* [TASK TO CARRY OUT]
Retype all of the data exactly as given.

━━━━━ EXERCISE INPUT ━━━━━

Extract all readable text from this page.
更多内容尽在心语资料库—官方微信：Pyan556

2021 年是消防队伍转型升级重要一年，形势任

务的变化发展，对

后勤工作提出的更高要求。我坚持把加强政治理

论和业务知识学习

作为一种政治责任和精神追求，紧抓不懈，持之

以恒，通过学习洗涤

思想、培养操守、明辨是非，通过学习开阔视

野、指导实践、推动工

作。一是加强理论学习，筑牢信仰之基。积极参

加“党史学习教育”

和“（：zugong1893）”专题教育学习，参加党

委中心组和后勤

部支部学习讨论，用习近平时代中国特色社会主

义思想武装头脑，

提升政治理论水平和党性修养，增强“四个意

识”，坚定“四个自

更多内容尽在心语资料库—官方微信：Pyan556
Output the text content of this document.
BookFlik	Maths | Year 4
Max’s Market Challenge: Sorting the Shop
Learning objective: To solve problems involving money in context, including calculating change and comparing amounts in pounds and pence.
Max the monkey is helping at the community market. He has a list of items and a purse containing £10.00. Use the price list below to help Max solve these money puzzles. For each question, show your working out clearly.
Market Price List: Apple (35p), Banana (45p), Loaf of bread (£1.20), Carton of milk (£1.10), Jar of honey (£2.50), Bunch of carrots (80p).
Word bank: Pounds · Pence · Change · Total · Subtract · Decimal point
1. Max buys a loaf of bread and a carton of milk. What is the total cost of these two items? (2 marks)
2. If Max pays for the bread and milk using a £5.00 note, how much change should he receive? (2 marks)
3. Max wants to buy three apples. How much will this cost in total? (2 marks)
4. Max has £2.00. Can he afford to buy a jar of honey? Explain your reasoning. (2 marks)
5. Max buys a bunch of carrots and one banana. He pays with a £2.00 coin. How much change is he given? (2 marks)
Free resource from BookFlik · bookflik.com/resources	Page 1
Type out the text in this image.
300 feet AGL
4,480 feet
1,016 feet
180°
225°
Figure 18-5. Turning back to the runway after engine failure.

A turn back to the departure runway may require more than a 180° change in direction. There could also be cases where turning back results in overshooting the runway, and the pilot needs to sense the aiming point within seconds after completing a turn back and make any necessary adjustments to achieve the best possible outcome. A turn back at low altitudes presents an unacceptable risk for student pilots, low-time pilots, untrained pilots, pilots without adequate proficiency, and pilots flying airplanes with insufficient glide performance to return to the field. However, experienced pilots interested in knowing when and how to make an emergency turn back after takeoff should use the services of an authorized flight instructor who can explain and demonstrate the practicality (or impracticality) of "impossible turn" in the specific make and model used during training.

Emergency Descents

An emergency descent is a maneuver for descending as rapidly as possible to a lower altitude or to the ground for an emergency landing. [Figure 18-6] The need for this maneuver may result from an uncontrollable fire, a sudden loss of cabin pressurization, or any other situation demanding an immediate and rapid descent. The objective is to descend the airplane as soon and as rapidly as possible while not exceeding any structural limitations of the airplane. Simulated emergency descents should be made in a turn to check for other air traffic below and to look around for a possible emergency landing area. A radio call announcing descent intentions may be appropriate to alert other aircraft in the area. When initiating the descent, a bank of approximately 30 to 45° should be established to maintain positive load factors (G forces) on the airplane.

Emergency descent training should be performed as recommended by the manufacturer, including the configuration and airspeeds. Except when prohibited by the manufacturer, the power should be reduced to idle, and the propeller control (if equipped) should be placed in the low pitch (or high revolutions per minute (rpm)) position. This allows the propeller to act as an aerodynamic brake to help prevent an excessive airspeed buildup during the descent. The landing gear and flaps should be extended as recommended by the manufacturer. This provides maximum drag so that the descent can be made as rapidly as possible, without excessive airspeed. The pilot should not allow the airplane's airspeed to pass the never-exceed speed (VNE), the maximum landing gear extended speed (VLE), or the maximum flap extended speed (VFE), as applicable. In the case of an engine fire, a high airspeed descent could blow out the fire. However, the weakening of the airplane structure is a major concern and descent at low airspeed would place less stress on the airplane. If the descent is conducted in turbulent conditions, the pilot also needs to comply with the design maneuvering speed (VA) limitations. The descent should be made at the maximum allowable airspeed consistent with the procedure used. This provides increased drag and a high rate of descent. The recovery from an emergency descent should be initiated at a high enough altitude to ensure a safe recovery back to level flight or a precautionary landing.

━━━━━

* [TASK SOLUTION]
Extract all readable text from this page.
更多内容尽在心语资料库—官方微信：Pyan556

2021 年是消防队伍转型升级重要一年，形势任

务的变化发展，对

后勤工作提出的更高要求。我坚持把加强政治理

论和业务知识学习

作为一种政治责任和精神追求，紧抓不懈，持之

以恒，通过学习洗涤

思想、培养操守、明辨是非，通过学习开阔视

野、指导实践、推动工

作。一是加强理论学习，筑牢信仰之基。积极参

加“党史学习教育”

和“（：zugong1893）”专题教育学习，参加党

委中心组和后勤

部支部学习讨论，用习近平时代中国特色社会主

义思想武装头脑，

提升政治理论水平和党性修养，增强“四个意

识”，坚定“四个自

更多内容尽在心语资料库—官方微信：Pyan556
Output the text content of this document.
BookFlik	Maths | Year 4
Max’s Market Challenge: Sorting the Shop
Learning objective: To solve problems involving money in context, including calculating change and comparing amounts in pounds and pence.
Max the monkey is helping at the community market. He has a list of items and a purse containing £10.00. Use the price list below to help Max solve these money puzzles. For each question, show your working out clearly.
Market Price List: Apple (35p), Banana (45p), Loaf of bread (£1.20), Carton of milk (£1.10), Jar of honey (£2.50), Bunch of carrots (80p).
Word bank: Pounds · Pence · Change · Total · Subtract · Decimal point
1. Max buys a loaf of bread and a carton of milk. What is the total cost of these two items? (2 marks)
2. If Max pays for the bread and milk using a £5.00 note, how much change should he receive? (2 marks)
3. Max wants to buy three apples. How much will this cost in total? (2 marks)
4. Max has £2.00. Can he afford to buy a jar of honey? Explain your reasoning. (2 marks)
5. Max buys a bunch of carrots and one banana. He pays with a £2.00 coin. How much change is he given? (2 marks)
Free resource from BookFlik · bookflik.com/resources	Page 1
Type out the text in this image.
300 feet AGL
4,480 feet
1,016 feet
180°
225°
Figure 18-5. Turning back to the runway after engine failure.

A turn back to the departure runway may require more than a 180° change in direction. There could also be cases where turning back results in overshooting the runway, and the pilot needs to sense the aiming point within seconds after completing a turn back and make any necessary adjustments to achieve the best possible outcome. A turn back at low altitudes presents an unacceptable risk for student pilots, low-time pilots, untrained pilots, pilots without adequate proficiency, and pilots flying airplanes with insufficient glide performance to return to the field. However, experienced pilots interested in knowing when and how to make an emergency turn back after takeoff should use the services of an authorized flight instructor who can explain and demonstrate the practicality (or impracticality) of "impossible turn" in the specific make and model used during training.

Emergency Descents

An emergency descent is a maneuver for descending as rapidly as possible to a lower altitude or to the ground for an emergency landing. [Figure 18-6] The need for this maneuver may result from an uncontrollable fire, a sudden loss of cabin pressurization, or any other situation demanding an immediate and rapid descent. The objective is to descend the airplane as soon and as rapidly as possible while not exceeding any structural limitations of the airplane. Simulated emergency descents should be made in a turn to check for other air traffic below and to look around for a possible emergency landing area. A radio call announcing descent intentions may be appropriate to alert other aircraft in the area. When initiating the descent, a bank of approximately 30 to 45° should be established to maintain positive load factors (G forces) on the airplane.

Emergency descent training should be performed as recommended by the manufacturer, including the configuration and airspeeds. Except when prohibited by the manufacturer, the power should be reduced to idle, and the propeller control (if equipped) should be placed in the low pitch (or high revolutions per minute (rpm)) position. This allows the propeller to act as an aerodynamic brake to help prevent an excessive airspeed buildup during the descent. The landing gear and flaps should be extended as recommended by the manufacturer. This provides maximum drag so that the descent can be made as rapidly as possible, without excessive airspeed. The pilot should not allow the airplane's airspeed to pass the never-exceed speed (VNE), the maximum landing gear extended speed (VLE), or the maximum flap extended speed (VFE), as applicable. In the case of an engine fire, a high airspeed descent could blow out the fire. However, the weakening of the airplane structure is a major concern and descent at low airspeed would place less stress on the airplane. If the descent is conducted in turbulent conditions, the pilot also needs to comply with the design maneuvering speed (VA) limitations. The descent should be made at the maximum allowable airspeed consistent with the procedure used. This provides increased drag and a high rate of descent. The recovery from an emergency descent should be initiated at a high enough altitude to ensure a safe recovery back to level flight or a precautionary landing.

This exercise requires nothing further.